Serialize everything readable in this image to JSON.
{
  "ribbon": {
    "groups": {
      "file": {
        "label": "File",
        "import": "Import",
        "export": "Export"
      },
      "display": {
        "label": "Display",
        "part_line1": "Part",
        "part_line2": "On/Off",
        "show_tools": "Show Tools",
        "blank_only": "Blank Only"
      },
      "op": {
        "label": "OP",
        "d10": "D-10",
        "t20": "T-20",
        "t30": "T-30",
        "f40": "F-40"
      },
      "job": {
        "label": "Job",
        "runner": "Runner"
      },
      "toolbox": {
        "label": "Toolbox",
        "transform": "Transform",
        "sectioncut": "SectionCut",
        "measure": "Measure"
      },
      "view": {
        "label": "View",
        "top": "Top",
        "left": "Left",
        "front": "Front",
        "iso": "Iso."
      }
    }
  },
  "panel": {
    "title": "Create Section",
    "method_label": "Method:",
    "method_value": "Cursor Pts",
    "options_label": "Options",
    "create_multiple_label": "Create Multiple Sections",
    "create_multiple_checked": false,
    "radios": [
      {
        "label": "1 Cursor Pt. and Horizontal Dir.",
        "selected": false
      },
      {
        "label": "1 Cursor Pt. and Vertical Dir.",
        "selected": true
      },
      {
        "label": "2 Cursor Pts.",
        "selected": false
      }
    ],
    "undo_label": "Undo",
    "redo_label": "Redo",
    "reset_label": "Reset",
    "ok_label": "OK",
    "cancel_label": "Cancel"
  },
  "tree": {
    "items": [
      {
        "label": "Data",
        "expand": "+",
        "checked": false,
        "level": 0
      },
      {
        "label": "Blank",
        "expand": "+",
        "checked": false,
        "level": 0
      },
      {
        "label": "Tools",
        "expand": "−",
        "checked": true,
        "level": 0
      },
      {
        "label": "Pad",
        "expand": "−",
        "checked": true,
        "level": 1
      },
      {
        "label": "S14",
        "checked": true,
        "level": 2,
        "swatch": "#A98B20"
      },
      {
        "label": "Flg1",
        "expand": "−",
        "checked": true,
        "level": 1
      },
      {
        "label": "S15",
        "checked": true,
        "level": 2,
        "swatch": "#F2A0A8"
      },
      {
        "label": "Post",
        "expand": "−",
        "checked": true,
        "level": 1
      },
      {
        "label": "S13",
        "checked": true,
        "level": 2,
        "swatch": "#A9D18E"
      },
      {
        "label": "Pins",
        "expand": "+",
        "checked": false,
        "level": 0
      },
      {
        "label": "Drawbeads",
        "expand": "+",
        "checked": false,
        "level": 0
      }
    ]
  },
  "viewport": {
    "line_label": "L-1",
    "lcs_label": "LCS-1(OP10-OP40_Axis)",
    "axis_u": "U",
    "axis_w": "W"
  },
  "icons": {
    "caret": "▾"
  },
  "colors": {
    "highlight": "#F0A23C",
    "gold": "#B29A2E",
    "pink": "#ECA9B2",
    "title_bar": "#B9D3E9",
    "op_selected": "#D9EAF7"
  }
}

* _STATED PROBLEM_: Generate an exact reproduction of all entries.

* _EXERCISE RESPONSE_:
Serialize everything readable in this image to JSON.
{
  "ribbon": {
    "groups": {
      "file": {
        "label": "File",
        "import": "Import",
        "export": "Export"
      },
      "display": {
        "label": "Display",
        "part_line1": "Part",
        "part_line2": "On/Off",
        "show_tools": "Show Tools",
        "blank_only": "Blank Only"
      },
      "op": {
        "label": "OP",
        "d10": "D-10",
        "t20": "T-20",
        "t30": "T-30",
        "f40": "F-40"
      },
      "job": {
        "label": "Job",
        "runner": "Runner"
      },
      "toolbox": {
        "label": "Toolbox",
        "transform": "Transform",
        "sectioncut": "SectionCut",
        "measure": "Measure"
      },
      "view": {
        "label": "View",
        "top": "Top",
        "left": "Left",
        "front": "Front",
        "iso": "Iso."
      }
    }
  },
  "panel": {
    "title": "Create Section",
    "method_label": "Method:",
    "method_value": "Cursor Pts",
    "options_label": "Options",
    "create_multiple_label": "Create Multiple Sections",
    "create_multiple_checked": false,
    "radios": [
      {
        "label": "1 Cursor Pt. and Horizontal Dir.",
        "selected": false
      },
      {
        "label": "1 Cursor Pt. and Vertical Dir.",
        "selected": true
      },
      {
        "label": "2 Cursor Pts.",
        "selected": false
      }
    ],
    "undo_label": "Undo",
    "redo_label": "Redo",
    "reset_label": "Reset",
    "ok_label": "OK",
    "cancel_label": "Cancel"
  },
  "tree": {
    "items": [
      {
        "label": "Data",
        "expand": "+",
        "checked": false,
        "level": 0
      },
      {
        "label": "Blank",
        "expand": "+",
        "checked": false,
        "level": 0
      },
      {
        "label": "Tools",
        "expand": "−",
        "checked": true,
        "level": 0
      },
      {
        "label": "Pad",
        "expand": "−",
        "checked": true,
        "level": 1
      },
      {
        "label": "S14",
        "checked": true,
        "level": 2,
        "swatch": "#A98B20"
      },
      {
        "label": "Flg1",
        "expand": "−",
        "checked": true,
        "level": 1
      },
      {
        "label": "S15",
        "checked": true,
        "level": 2,
        "swatch": "#F2A0A8"
      },
      {
        "label": "Post",
        "expand": "−",
        "checked": true,
        "level": 1
      },
      {
        "label": "S13",
        "checked": true,
        "level": 2,
        "swatch": "#A9D18E"
      },
      {
        "label": "Pins",
        "expand": "+",
        "checked": false,
        "level": 0
      },
      {
        "label": "Drawbeads",
        "expand": "+",
        "checked": false,
        "level": 0
      }
    ]
  },
  "viewport": {
    "line_label": "L-1",
    "lcs_label": "LCS-1(OP10-OP40_Axis)",
    "axis_u": "U",
    "axis_w": "W"
  },
  "icons": {
    "caret": "▾"
  },
  "colors": {
    "highlight": "#F0A23C",
    "gold": "#B29A2E",
    "pink": "#ECA9B2",
    "title_bar": "#B9D3E9",
    "op_selected": "#D9EAF7"
  }
}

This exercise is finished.